● **DATA LISTING**:

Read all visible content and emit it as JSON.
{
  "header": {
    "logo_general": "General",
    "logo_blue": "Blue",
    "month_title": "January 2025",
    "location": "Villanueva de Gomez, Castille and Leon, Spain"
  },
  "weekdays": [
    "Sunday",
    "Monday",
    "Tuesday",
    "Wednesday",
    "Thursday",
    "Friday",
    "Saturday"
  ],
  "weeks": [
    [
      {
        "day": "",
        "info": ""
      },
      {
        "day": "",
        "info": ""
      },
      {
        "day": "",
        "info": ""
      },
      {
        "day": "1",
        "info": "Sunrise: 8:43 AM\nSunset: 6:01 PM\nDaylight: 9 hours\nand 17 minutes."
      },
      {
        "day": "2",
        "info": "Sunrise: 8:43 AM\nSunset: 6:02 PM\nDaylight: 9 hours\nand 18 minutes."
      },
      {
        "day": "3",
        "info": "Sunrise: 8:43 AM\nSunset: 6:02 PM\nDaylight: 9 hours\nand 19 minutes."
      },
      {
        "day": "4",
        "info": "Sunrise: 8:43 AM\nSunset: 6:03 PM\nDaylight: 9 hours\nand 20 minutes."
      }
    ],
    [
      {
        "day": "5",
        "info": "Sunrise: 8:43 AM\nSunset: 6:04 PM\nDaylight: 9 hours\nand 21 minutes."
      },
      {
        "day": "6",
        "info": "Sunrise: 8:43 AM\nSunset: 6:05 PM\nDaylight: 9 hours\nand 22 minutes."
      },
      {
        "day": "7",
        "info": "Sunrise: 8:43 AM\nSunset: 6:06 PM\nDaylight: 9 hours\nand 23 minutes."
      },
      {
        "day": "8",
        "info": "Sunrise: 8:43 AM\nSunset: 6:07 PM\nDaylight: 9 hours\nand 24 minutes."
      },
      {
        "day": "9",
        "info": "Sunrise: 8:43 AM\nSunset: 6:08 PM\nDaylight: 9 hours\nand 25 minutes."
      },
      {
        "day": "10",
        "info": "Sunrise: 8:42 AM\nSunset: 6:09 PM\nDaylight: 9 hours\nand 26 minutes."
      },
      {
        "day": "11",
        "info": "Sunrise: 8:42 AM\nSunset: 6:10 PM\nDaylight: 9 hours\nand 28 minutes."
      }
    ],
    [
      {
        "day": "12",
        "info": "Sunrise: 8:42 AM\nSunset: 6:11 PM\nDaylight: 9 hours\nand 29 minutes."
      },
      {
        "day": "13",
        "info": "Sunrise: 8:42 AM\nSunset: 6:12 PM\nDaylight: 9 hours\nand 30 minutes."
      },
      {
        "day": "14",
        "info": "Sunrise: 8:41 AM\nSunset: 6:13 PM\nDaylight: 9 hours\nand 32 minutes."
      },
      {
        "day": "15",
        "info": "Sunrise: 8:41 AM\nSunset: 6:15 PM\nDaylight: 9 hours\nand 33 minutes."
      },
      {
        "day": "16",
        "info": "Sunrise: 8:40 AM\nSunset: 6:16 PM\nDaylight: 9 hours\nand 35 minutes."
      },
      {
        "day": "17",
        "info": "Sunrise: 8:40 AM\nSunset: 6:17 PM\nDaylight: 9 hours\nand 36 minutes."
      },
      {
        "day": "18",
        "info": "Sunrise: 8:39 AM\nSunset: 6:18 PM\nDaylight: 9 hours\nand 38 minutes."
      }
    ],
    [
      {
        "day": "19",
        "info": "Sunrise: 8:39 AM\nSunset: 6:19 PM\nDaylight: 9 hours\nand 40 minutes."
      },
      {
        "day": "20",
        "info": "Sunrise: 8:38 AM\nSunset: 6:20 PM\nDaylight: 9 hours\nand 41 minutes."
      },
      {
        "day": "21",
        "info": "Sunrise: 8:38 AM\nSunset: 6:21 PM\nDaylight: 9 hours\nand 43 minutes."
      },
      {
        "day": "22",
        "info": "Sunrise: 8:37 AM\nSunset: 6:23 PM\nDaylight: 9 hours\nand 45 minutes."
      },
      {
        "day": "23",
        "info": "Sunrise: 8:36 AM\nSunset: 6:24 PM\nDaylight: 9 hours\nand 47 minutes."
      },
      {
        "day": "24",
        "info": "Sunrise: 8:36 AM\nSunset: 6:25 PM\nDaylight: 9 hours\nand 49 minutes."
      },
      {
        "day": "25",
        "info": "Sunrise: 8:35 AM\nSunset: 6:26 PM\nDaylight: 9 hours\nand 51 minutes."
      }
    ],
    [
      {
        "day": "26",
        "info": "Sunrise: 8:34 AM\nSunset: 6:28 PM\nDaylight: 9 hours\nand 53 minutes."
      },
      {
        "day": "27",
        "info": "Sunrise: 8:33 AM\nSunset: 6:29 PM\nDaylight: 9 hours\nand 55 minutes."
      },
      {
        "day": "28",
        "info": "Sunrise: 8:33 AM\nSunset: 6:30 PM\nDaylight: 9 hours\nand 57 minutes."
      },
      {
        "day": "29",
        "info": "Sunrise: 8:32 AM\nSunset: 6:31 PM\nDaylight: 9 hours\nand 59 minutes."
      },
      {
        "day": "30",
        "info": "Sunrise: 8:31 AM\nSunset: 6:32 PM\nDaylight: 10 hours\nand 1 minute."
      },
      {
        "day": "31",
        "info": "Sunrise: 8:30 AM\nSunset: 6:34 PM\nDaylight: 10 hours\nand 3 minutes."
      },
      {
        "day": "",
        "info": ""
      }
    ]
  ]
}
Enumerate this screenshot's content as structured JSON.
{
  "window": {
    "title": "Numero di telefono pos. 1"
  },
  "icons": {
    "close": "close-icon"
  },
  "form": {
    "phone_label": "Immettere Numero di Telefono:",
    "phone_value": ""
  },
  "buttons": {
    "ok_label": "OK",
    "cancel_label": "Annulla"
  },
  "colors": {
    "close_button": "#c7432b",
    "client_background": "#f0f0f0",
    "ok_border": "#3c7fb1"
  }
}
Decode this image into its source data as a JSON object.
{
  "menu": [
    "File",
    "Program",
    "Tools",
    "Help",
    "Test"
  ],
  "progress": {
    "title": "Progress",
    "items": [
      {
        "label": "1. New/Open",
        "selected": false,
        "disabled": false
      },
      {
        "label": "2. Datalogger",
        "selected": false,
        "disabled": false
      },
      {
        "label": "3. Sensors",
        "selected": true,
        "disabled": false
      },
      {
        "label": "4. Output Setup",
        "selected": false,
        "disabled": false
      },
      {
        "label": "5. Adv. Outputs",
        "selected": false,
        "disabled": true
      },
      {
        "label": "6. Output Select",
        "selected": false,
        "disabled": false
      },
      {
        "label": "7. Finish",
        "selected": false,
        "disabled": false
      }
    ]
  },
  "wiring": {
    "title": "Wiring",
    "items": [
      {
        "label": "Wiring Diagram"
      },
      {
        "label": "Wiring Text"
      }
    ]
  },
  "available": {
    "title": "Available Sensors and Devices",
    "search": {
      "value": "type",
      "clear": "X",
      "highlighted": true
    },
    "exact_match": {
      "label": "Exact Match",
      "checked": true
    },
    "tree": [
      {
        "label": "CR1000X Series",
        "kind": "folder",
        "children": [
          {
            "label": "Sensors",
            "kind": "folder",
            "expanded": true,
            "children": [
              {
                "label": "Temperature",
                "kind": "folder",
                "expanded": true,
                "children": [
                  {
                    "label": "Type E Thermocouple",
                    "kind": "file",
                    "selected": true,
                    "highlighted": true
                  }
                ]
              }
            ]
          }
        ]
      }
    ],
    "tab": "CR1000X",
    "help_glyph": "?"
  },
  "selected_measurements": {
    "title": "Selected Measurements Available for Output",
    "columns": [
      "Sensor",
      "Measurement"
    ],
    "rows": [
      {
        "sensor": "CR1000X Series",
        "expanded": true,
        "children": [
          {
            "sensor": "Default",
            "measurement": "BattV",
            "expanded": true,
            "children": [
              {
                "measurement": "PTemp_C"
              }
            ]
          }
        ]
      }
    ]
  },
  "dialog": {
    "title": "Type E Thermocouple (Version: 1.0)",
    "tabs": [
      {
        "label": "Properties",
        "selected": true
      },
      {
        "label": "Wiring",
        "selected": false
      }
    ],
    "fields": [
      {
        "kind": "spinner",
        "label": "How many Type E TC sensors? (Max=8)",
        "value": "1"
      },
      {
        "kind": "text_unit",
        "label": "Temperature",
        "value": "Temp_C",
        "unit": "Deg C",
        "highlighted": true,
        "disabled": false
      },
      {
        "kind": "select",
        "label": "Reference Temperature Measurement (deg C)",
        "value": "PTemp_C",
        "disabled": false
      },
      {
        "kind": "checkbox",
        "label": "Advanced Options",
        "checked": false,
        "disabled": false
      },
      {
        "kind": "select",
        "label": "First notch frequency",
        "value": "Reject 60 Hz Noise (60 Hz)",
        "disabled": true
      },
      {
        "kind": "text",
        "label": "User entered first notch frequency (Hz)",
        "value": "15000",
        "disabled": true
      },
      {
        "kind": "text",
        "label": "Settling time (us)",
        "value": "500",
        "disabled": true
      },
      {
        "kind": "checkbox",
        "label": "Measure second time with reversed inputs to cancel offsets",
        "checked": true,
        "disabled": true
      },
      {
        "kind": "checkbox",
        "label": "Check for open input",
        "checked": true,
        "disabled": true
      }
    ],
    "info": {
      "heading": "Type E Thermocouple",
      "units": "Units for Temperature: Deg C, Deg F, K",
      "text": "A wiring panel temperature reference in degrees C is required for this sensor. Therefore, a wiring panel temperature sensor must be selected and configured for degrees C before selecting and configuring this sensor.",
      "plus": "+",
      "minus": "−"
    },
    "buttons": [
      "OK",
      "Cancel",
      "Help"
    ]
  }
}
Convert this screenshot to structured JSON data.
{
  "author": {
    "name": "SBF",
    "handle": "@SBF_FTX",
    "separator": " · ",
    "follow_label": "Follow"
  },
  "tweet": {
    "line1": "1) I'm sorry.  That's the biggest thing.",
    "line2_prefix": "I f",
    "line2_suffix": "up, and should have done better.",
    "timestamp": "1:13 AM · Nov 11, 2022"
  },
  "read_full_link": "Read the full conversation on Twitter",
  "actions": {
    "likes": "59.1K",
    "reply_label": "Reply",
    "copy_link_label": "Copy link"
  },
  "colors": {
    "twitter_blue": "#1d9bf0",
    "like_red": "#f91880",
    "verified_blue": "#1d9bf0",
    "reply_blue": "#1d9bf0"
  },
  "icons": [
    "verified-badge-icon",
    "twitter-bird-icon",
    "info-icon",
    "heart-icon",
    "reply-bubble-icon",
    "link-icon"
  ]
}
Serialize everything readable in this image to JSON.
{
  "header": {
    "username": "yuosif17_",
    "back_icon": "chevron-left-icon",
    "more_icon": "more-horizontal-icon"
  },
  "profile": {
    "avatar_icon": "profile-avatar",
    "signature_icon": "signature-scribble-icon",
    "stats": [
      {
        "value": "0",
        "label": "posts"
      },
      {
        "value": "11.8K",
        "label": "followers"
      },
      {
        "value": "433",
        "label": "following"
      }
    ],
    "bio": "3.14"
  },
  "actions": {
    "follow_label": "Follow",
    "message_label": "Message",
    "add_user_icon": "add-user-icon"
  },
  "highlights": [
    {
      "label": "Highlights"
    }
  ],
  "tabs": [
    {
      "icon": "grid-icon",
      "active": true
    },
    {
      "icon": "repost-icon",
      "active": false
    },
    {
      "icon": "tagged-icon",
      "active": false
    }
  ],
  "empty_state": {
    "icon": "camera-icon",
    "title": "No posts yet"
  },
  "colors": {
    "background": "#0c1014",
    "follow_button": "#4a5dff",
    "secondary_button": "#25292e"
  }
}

● **STATED GOAL**: Using the listing above, show each line holding the string "expanded".

● **RESULT BELOW**:
            "expanded": true,
                "expanded": true,
        "expanded": true,
            "expanded": true,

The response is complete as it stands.